Aim — Pick out all lines with the word "NGERIA" from the records that follow.

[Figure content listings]
= = = = = = =
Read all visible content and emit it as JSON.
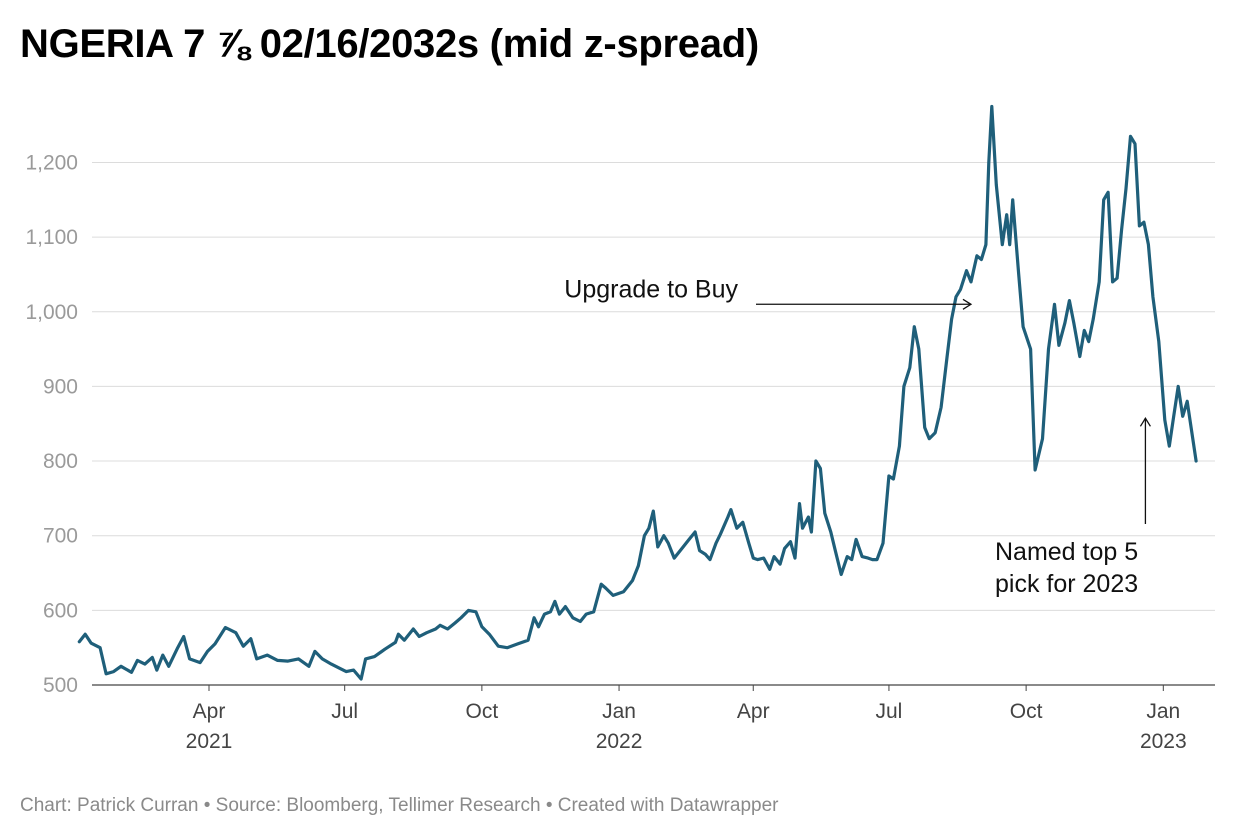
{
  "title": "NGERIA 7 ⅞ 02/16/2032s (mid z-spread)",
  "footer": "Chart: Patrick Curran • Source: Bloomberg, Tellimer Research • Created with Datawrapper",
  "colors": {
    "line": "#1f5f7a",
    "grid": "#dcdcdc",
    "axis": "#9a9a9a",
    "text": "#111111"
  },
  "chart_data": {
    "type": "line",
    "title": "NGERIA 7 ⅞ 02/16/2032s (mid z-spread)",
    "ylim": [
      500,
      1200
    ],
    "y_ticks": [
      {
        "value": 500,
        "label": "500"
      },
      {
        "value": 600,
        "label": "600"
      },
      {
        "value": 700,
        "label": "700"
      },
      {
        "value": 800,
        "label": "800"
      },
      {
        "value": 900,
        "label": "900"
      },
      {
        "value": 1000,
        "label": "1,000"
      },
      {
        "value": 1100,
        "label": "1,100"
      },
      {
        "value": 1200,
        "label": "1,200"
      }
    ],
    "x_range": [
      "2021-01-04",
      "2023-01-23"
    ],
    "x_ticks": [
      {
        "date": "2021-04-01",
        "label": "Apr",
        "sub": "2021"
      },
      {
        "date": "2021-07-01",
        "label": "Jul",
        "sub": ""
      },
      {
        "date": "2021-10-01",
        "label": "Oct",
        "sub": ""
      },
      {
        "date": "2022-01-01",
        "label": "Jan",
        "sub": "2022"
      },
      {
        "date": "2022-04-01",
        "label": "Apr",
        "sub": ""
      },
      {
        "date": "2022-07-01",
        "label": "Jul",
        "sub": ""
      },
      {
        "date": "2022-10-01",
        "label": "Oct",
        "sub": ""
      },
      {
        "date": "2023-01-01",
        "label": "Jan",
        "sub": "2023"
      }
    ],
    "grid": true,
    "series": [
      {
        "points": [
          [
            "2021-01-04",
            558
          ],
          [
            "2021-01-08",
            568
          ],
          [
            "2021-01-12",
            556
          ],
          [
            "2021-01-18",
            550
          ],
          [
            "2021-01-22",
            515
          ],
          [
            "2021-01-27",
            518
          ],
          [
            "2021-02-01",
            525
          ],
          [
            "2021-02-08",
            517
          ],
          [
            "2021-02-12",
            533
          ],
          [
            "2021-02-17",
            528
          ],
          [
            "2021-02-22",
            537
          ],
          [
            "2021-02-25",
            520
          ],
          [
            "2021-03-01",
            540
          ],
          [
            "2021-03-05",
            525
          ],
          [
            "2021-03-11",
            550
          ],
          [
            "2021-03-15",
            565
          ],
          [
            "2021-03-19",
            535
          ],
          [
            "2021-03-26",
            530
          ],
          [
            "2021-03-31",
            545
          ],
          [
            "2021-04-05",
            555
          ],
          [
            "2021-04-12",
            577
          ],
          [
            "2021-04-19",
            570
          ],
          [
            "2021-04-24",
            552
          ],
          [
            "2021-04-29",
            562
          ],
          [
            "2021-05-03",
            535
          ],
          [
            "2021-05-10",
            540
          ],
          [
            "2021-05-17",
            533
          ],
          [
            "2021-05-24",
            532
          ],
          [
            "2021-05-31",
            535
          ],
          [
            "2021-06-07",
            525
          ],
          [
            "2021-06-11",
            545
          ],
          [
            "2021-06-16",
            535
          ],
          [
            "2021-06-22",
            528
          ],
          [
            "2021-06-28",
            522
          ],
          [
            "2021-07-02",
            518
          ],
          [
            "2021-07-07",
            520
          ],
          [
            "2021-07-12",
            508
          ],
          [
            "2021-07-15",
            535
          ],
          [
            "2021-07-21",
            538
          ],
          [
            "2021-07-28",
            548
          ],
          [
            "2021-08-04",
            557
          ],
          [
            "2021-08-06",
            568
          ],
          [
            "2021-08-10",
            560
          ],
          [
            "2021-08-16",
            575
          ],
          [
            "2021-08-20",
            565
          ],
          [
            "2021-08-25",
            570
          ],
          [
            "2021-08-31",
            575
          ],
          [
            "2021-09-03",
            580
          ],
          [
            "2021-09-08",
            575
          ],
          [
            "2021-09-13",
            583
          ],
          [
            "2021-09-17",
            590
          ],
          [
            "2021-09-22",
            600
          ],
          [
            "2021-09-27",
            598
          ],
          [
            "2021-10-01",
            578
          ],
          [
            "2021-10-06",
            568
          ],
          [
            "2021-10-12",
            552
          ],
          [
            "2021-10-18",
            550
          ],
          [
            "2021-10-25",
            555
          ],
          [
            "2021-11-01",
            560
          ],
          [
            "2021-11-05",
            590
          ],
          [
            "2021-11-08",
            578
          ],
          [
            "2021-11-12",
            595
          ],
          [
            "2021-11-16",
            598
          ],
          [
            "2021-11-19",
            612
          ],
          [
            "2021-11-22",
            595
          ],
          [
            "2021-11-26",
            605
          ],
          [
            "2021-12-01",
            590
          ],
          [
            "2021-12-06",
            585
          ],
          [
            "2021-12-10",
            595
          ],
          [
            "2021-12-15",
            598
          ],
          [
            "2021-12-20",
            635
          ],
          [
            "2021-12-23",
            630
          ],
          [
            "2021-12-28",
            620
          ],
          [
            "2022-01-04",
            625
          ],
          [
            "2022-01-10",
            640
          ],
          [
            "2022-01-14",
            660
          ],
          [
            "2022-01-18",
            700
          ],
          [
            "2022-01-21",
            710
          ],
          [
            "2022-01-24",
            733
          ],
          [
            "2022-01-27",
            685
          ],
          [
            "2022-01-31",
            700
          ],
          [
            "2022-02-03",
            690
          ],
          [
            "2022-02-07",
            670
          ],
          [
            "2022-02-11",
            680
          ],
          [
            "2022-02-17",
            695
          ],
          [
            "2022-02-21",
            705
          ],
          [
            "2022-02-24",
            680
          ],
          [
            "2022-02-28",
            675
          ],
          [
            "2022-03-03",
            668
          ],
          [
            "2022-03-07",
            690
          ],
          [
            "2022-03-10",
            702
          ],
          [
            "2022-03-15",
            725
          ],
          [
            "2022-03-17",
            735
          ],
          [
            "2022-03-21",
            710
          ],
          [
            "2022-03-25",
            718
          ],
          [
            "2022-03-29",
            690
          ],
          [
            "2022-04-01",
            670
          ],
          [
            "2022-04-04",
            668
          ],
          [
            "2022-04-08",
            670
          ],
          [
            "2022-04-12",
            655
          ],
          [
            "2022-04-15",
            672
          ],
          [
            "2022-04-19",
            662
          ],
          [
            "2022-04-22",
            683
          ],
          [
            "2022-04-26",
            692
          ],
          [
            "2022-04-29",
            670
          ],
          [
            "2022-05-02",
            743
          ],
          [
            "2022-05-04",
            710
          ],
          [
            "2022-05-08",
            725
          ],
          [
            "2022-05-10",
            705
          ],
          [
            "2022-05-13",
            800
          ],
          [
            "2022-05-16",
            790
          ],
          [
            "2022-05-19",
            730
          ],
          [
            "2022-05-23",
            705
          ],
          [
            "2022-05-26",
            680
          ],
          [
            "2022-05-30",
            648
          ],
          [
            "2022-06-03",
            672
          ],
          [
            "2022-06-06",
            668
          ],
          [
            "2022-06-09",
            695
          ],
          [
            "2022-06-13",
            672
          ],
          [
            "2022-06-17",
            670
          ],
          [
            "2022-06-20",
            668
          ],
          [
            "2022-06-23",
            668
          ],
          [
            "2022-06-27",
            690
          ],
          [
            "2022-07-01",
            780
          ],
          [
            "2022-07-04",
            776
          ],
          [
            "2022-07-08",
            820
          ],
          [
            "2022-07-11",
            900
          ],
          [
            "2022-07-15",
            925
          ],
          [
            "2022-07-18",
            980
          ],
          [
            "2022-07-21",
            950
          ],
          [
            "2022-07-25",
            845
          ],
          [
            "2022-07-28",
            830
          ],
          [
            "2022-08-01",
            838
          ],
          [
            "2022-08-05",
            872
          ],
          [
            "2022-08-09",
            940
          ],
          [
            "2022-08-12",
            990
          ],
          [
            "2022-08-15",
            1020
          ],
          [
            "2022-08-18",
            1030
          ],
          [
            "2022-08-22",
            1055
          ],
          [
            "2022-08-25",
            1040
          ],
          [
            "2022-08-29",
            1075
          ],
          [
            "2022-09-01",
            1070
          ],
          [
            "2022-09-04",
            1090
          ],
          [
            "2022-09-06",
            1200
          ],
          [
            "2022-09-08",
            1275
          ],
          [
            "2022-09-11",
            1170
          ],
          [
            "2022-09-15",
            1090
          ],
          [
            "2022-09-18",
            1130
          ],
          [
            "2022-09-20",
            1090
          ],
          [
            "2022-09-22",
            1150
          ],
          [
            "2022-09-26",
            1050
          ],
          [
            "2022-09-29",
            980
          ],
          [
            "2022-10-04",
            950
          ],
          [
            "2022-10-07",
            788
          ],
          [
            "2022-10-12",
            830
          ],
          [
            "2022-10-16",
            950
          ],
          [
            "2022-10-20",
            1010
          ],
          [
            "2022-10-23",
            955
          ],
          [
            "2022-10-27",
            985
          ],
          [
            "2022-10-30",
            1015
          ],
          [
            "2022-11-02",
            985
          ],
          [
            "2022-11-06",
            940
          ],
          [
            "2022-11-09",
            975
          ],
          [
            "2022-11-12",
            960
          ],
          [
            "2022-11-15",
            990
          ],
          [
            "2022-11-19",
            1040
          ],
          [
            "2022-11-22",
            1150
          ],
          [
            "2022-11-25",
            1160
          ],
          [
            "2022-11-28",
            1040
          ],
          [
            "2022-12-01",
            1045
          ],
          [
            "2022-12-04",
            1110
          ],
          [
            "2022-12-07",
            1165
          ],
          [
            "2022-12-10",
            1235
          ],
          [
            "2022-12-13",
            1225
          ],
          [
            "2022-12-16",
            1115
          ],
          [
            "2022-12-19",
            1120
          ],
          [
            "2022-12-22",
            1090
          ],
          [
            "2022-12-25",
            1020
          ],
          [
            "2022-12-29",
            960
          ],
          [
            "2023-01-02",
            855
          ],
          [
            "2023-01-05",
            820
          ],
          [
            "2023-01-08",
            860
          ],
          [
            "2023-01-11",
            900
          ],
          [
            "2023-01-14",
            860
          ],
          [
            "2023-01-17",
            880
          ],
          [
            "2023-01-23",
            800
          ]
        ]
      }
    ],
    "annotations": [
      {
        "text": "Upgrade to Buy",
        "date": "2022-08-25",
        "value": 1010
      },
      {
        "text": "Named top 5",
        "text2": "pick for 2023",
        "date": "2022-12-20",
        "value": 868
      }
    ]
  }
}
= = = = = = =
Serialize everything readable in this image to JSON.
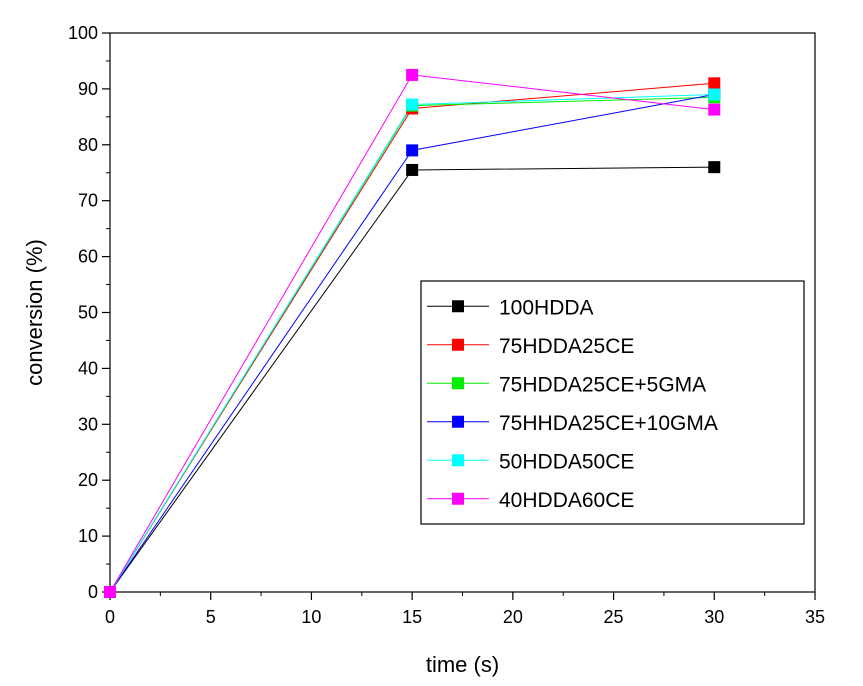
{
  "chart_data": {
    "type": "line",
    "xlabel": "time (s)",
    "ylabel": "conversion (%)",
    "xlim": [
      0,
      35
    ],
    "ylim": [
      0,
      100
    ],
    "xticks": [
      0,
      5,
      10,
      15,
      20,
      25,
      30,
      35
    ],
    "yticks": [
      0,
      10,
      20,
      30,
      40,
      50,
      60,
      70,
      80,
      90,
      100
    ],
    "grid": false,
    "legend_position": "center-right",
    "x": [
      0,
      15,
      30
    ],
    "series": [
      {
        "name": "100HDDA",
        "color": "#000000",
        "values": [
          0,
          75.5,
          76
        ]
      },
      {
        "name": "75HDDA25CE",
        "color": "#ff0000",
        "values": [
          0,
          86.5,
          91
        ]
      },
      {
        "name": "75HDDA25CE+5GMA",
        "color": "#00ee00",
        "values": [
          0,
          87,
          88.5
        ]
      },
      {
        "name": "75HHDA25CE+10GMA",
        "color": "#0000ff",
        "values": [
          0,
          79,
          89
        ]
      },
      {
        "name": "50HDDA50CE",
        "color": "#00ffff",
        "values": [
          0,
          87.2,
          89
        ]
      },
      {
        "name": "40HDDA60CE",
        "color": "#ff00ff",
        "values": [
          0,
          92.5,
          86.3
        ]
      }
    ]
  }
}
= = = = = = =
Task output —
  "title": "NGERIA 7 ⅞ 02/16/2032s (mid z-spread)",
    "title": "NGERIA 7 ⅞ 02/16/2032s (mid z-spread)",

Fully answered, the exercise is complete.